• [Aim]: From the entries below, please gather each line containing the string "name".

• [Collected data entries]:
----------

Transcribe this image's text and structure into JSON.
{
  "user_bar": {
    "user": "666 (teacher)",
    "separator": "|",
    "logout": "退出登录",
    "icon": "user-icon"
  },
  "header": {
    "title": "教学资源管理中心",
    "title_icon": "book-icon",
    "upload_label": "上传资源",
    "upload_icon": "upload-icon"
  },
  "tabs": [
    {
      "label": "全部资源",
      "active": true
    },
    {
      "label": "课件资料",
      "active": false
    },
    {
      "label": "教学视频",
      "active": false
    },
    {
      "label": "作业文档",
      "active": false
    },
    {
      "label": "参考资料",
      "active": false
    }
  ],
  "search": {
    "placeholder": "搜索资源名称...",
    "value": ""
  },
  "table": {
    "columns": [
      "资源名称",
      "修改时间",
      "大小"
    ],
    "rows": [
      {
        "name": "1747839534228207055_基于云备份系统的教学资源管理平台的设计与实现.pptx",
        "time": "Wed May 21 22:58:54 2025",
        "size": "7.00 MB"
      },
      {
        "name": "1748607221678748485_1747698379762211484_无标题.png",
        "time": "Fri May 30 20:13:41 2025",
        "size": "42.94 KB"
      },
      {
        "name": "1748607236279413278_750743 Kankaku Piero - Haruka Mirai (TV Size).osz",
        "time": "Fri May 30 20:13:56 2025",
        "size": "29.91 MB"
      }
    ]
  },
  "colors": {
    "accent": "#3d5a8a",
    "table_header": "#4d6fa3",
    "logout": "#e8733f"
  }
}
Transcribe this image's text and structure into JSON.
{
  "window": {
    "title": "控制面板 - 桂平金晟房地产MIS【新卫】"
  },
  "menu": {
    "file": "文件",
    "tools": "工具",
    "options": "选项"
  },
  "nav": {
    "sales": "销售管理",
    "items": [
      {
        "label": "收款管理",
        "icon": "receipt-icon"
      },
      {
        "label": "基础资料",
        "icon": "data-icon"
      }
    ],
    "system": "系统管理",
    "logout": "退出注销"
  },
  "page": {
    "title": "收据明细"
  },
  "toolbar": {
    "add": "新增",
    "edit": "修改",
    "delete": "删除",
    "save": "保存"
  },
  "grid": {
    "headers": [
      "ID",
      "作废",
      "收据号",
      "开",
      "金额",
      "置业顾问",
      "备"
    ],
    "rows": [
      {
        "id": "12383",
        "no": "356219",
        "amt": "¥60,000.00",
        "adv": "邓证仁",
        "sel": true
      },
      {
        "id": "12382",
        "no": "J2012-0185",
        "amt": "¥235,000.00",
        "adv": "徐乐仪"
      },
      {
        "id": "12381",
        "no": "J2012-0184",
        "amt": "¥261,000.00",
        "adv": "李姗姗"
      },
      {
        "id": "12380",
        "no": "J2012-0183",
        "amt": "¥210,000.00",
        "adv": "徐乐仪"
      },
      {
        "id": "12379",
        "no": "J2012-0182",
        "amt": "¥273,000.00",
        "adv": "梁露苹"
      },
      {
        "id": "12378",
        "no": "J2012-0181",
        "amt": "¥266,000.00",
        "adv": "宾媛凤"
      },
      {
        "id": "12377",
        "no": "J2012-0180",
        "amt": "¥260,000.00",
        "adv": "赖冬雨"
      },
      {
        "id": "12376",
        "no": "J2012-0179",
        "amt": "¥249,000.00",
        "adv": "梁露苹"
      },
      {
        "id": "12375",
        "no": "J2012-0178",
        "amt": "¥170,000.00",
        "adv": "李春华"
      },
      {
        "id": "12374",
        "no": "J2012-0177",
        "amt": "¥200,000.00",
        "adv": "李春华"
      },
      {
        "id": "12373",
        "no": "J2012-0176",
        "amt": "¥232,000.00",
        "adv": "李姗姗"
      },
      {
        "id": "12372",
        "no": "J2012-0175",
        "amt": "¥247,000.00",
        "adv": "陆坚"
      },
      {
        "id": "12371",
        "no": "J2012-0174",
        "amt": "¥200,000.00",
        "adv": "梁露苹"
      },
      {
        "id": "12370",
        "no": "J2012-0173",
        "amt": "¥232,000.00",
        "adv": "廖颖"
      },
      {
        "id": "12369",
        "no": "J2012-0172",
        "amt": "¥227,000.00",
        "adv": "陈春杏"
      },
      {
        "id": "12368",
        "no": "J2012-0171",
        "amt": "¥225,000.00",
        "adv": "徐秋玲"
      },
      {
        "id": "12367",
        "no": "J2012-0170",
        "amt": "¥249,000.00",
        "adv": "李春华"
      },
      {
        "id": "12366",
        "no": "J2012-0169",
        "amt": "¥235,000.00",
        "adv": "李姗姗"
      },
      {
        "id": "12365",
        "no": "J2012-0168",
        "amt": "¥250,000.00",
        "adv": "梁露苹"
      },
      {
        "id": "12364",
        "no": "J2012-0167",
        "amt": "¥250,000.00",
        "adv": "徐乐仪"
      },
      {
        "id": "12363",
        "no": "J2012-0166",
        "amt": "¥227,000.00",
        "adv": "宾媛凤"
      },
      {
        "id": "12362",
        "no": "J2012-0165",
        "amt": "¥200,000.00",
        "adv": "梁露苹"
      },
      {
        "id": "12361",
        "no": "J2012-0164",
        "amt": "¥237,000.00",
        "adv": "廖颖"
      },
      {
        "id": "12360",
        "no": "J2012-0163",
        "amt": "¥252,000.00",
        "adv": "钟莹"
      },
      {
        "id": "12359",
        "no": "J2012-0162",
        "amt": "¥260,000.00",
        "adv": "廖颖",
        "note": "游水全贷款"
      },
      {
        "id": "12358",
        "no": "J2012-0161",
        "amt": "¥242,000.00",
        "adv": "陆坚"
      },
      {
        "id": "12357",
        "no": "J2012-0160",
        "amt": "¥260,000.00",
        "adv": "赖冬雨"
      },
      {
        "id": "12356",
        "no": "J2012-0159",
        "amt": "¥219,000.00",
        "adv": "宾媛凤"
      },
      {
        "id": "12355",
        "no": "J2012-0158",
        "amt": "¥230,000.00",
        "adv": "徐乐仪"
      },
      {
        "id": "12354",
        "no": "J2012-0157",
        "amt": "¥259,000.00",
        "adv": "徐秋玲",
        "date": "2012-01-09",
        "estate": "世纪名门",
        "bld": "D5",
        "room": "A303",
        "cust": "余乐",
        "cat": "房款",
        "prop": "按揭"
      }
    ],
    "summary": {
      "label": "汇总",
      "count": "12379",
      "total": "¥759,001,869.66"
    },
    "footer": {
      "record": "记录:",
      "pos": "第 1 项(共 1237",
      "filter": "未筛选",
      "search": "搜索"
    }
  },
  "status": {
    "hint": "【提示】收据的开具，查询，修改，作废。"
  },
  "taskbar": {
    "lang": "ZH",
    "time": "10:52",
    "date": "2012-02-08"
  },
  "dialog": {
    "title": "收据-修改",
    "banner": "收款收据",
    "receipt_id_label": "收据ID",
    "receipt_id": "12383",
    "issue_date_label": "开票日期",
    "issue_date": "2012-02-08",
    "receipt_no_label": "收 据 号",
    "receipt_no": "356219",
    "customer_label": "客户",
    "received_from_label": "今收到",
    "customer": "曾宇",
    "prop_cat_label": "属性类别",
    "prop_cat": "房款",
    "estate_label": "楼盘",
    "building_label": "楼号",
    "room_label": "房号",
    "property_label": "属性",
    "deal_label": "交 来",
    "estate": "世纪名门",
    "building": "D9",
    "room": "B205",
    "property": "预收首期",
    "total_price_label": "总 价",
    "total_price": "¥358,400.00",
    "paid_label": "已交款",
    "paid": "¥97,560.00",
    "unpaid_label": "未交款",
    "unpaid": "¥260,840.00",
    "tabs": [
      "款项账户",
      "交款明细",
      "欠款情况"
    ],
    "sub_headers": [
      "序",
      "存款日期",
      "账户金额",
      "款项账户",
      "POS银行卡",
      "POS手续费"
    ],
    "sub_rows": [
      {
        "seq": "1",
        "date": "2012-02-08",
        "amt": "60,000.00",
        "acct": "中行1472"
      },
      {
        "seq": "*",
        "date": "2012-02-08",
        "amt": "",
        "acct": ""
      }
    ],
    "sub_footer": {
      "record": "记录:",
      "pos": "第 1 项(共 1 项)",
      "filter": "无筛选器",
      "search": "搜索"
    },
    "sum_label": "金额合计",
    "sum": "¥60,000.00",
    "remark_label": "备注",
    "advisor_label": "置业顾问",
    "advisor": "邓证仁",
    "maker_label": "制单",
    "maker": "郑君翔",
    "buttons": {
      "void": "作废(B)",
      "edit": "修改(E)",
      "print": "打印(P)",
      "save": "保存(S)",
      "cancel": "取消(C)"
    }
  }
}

----------

• [Complete answer]:
        "name": "1747839534228207055_基于云备份系统的教学资源管理平台的设计与实现.pptx",
        "name": "1748607221678748485_1747698379762211484_无标题.png",
        "name": "1748607236279413278_750743 Kankaku Piero - Haruka Mirai (TV Size).osz",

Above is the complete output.